═════ Information provided
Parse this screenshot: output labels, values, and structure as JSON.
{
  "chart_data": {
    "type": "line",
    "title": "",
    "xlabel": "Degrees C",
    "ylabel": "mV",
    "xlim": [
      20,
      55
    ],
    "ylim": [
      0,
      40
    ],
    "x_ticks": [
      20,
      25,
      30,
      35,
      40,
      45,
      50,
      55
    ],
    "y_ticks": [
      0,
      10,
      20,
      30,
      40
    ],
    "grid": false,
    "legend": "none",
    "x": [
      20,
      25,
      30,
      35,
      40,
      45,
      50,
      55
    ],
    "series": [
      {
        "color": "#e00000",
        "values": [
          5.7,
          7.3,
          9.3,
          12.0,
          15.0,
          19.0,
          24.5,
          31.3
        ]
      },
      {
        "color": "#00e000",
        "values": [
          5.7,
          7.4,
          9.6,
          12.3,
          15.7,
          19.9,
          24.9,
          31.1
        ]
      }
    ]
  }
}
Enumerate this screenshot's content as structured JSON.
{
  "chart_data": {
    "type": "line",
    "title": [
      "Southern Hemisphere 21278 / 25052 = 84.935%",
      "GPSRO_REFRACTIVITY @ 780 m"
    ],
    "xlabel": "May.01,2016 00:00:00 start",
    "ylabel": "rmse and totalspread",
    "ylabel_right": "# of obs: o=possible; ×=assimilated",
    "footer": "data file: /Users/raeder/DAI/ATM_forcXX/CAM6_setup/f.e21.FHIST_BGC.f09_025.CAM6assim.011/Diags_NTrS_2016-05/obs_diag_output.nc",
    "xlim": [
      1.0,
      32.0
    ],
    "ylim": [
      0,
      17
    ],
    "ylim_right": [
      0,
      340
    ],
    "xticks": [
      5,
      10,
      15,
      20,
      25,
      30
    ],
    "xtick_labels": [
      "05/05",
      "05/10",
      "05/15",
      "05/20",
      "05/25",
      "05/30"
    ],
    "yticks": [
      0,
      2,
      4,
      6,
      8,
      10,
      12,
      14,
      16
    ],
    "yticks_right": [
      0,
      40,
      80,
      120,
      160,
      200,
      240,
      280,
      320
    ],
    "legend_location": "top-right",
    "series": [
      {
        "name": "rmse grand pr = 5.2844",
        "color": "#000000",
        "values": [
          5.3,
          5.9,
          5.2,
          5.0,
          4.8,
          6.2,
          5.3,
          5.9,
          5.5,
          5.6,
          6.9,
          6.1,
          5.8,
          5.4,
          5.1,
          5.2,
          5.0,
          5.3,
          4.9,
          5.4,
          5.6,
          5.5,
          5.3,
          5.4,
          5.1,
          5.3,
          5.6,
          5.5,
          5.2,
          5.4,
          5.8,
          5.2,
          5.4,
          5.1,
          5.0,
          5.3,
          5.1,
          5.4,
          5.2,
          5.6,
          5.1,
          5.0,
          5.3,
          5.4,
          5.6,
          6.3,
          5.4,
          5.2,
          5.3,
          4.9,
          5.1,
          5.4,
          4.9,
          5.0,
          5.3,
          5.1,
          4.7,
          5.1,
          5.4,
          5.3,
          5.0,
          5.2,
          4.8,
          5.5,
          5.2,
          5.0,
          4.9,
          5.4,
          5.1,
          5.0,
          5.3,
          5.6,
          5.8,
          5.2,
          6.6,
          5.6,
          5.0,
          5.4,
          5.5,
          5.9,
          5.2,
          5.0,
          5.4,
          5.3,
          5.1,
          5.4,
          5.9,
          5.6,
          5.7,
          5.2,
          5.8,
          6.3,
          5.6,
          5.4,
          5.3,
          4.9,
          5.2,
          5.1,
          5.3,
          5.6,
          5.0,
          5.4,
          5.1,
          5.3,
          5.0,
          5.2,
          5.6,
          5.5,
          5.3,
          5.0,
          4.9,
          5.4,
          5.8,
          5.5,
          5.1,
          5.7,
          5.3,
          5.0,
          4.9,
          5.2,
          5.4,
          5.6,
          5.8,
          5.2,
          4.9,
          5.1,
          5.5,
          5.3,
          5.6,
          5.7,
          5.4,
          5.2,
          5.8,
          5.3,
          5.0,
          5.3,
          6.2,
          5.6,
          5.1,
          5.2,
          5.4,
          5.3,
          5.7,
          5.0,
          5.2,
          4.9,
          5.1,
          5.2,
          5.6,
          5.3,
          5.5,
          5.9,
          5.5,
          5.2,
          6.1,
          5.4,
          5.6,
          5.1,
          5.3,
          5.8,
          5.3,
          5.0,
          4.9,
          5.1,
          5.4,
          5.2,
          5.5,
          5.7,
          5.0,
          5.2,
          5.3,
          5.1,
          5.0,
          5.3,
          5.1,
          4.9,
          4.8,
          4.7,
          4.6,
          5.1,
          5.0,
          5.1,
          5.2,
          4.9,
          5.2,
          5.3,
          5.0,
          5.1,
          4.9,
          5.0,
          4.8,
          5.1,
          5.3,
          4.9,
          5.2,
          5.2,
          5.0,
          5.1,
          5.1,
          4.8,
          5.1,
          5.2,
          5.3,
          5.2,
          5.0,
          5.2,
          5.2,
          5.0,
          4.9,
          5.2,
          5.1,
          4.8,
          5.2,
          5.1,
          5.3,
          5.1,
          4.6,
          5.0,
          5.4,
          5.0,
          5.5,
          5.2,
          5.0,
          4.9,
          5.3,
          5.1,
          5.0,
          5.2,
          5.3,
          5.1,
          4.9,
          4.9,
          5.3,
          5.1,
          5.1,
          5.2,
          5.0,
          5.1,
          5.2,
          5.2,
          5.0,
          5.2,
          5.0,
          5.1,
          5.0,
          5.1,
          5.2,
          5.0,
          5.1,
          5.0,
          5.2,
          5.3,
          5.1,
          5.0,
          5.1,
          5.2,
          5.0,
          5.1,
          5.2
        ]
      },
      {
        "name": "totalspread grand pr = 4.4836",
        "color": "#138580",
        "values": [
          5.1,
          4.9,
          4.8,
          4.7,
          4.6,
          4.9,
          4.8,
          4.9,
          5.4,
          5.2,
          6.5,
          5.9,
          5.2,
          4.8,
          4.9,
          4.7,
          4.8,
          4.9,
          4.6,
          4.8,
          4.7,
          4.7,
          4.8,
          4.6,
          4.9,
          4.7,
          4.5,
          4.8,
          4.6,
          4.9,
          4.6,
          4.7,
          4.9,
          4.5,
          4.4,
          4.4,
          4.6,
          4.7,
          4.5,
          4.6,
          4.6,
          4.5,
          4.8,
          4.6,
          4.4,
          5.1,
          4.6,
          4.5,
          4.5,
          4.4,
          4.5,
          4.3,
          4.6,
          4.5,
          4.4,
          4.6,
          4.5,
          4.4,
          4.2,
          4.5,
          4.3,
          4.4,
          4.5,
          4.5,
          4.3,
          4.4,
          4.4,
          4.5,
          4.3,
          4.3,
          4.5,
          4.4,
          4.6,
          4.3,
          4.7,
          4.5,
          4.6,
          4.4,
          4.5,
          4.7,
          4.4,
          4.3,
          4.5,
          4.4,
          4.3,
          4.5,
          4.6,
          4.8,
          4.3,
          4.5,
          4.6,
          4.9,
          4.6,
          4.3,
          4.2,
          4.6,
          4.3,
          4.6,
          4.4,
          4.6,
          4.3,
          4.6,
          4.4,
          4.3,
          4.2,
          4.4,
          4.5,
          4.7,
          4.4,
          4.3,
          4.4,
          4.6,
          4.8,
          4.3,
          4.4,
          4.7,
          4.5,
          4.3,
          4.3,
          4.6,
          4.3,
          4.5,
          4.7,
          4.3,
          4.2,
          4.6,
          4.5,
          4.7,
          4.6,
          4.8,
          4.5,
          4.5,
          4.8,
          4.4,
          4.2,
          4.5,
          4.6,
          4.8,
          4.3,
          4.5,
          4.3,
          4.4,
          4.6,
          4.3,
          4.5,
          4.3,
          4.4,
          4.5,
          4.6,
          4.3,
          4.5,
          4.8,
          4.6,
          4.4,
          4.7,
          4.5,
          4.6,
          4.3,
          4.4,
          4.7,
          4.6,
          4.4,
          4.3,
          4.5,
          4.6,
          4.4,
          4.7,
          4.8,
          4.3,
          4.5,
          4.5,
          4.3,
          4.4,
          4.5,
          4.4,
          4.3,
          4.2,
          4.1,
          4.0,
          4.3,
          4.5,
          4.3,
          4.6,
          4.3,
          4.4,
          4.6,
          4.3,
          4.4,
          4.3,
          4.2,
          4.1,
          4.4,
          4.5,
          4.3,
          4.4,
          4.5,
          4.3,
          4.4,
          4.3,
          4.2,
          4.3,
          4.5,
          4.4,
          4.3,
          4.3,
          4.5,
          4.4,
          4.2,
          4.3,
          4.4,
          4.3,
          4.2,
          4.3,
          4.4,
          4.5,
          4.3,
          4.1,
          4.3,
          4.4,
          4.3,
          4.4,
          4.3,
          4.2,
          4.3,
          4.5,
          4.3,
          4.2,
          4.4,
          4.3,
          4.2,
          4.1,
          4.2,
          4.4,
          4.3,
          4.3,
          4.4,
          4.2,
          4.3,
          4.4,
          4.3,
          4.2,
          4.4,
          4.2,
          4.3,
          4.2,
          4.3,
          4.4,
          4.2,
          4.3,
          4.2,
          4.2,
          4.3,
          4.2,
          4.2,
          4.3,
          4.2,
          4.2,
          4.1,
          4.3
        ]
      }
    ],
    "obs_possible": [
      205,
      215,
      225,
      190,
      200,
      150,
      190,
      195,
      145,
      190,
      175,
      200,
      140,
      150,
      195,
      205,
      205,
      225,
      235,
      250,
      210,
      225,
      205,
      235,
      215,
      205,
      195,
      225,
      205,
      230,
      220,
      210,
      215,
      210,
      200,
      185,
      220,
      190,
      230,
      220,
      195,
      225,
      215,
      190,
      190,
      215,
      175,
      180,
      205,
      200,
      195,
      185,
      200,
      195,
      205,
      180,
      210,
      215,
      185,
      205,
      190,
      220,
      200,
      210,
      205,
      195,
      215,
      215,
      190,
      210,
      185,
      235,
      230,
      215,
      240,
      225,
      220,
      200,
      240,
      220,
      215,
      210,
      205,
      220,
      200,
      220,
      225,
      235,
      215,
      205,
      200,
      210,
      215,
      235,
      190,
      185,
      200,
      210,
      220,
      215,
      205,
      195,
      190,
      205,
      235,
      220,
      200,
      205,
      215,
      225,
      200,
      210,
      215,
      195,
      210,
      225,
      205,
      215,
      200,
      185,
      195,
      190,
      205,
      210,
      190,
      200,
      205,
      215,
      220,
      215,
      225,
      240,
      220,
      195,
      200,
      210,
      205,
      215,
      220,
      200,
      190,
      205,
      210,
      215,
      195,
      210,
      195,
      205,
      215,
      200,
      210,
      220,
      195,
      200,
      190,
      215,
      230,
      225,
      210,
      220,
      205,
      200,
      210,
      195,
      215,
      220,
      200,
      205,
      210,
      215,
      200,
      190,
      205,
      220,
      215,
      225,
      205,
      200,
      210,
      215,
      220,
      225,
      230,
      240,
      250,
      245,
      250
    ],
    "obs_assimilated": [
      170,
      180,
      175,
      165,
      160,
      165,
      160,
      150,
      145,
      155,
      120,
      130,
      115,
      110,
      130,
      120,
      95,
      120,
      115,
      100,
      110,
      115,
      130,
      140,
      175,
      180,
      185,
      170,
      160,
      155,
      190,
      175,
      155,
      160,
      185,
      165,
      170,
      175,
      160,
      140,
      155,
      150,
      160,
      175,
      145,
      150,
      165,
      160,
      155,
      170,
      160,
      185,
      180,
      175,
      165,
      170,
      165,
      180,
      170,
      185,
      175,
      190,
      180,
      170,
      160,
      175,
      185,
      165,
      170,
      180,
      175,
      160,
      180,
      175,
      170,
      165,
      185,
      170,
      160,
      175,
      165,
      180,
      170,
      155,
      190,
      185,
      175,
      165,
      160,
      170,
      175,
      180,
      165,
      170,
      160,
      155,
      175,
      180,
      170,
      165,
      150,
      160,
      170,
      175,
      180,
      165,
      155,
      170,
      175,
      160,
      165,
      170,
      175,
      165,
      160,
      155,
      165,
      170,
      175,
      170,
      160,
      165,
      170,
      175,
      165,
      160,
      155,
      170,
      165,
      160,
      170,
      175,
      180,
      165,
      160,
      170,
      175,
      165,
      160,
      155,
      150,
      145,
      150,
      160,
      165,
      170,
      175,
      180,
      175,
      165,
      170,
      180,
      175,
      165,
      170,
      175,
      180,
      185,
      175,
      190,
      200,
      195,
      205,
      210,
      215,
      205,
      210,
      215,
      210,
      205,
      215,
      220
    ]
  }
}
══════════
Goal. Return each line in the records that holds the string "rmse".

Result of the exercise.
    "ylabel": "rmse and totalspread",
        "name": "rmse grand pr = 5.2844",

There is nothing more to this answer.